= Short task =
From the listing below, copy every line with the word "https".

start Raw data

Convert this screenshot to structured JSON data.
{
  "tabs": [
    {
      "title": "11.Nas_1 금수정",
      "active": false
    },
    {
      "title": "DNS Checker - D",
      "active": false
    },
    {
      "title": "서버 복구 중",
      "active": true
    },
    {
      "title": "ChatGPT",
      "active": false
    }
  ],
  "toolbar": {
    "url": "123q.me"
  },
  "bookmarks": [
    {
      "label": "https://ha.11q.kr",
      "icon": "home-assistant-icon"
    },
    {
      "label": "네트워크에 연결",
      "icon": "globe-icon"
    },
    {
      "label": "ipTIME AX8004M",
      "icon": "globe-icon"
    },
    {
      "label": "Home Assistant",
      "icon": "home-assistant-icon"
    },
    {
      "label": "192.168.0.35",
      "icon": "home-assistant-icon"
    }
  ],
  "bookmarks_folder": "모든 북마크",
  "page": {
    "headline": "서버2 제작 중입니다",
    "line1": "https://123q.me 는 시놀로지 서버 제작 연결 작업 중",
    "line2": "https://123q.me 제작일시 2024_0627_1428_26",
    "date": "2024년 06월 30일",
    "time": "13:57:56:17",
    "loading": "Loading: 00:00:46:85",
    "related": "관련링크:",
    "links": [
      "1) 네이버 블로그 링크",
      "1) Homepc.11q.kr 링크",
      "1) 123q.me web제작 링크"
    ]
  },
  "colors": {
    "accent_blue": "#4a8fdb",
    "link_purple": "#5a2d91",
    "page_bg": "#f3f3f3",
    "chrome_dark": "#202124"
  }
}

end Raw data

= Answer below =
      "label": "https://ha.11q.kr",
    "line1": "https://123q.me 는 시놀로지 서버 제작 연결 작업 중",
    "line2": "https://123q.me 제작일시 2024_0627_1428_26",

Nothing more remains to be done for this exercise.